## Begin

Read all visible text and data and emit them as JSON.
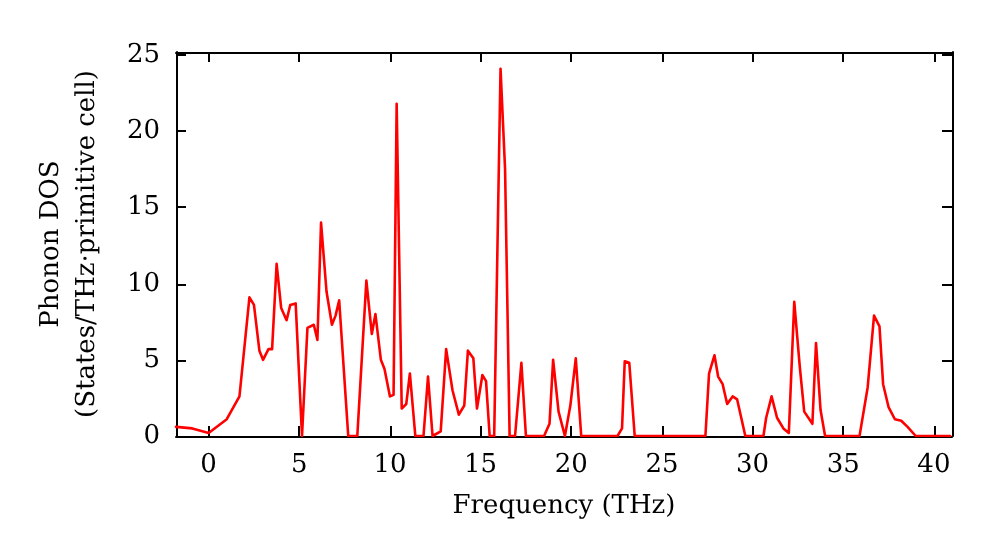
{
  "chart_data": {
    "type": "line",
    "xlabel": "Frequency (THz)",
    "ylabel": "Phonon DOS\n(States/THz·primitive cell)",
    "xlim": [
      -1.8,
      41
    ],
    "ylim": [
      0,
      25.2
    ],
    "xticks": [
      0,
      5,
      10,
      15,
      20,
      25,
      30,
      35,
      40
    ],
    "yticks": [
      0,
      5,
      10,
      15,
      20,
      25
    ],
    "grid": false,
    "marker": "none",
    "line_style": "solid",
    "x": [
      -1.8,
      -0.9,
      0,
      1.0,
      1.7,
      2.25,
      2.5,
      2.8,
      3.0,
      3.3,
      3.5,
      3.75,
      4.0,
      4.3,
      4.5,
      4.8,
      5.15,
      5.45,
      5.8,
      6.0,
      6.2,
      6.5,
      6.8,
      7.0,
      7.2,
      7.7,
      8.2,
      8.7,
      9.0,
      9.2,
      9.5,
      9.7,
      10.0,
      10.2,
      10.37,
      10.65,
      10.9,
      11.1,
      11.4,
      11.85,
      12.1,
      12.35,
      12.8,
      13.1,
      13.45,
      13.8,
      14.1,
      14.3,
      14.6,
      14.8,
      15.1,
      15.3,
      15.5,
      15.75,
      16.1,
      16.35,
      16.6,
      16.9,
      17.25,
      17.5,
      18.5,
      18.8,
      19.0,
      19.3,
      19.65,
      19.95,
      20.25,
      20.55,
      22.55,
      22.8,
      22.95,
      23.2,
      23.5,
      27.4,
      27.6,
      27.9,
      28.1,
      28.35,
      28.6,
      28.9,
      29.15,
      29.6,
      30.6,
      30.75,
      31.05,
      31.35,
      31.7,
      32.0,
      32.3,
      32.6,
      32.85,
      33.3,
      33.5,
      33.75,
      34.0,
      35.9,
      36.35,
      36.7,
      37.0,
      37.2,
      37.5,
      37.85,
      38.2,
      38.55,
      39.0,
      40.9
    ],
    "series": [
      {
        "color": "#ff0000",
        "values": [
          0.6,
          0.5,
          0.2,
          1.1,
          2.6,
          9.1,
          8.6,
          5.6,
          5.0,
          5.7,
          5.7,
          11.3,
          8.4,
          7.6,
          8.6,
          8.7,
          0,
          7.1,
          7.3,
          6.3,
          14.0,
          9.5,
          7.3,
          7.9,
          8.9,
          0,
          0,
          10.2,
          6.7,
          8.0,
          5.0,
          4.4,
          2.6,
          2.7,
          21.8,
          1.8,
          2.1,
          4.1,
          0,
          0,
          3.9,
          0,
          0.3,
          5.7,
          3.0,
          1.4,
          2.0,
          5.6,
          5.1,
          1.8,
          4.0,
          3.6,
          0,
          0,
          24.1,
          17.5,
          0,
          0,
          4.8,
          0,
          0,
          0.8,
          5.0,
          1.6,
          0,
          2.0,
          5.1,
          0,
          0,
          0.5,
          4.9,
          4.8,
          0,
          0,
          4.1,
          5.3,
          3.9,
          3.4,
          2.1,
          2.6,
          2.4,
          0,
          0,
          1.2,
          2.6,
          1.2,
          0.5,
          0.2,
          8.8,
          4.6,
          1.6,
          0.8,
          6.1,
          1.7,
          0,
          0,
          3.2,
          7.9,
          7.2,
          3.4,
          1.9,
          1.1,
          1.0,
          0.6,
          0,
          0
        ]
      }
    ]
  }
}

## End
## Begin

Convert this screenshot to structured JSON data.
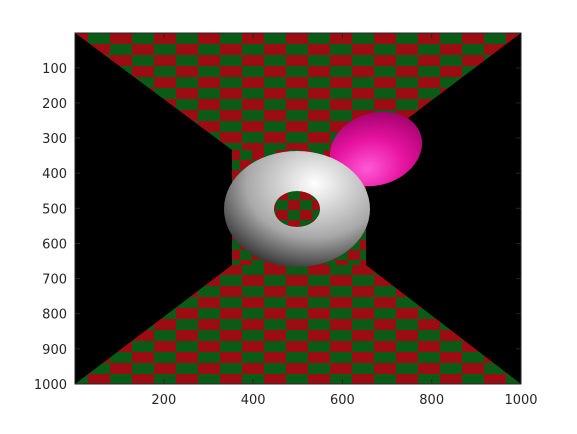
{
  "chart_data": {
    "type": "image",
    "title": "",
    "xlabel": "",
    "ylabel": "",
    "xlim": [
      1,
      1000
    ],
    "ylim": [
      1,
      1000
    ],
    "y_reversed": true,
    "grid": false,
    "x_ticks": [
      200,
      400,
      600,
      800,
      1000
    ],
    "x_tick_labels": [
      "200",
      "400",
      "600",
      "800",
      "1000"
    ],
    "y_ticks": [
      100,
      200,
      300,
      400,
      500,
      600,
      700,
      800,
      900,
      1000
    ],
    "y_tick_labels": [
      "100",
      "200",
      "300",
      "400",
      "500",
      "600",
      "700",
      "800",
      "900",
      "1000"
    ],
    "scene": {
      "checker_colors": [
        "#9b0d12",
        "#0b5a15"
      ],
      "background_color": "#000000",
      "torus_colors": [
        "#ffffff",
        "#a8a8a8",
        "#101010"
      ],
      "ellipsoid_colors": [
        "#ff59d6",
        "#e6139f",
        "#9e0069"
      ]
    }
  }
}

## End

Aim of the task
Copy each line above that contains the word "ylabel".

Answer for the task
    "ylabel": "Phonon DOS\n(States/THz·primitive cell)",
    "ylabel": "",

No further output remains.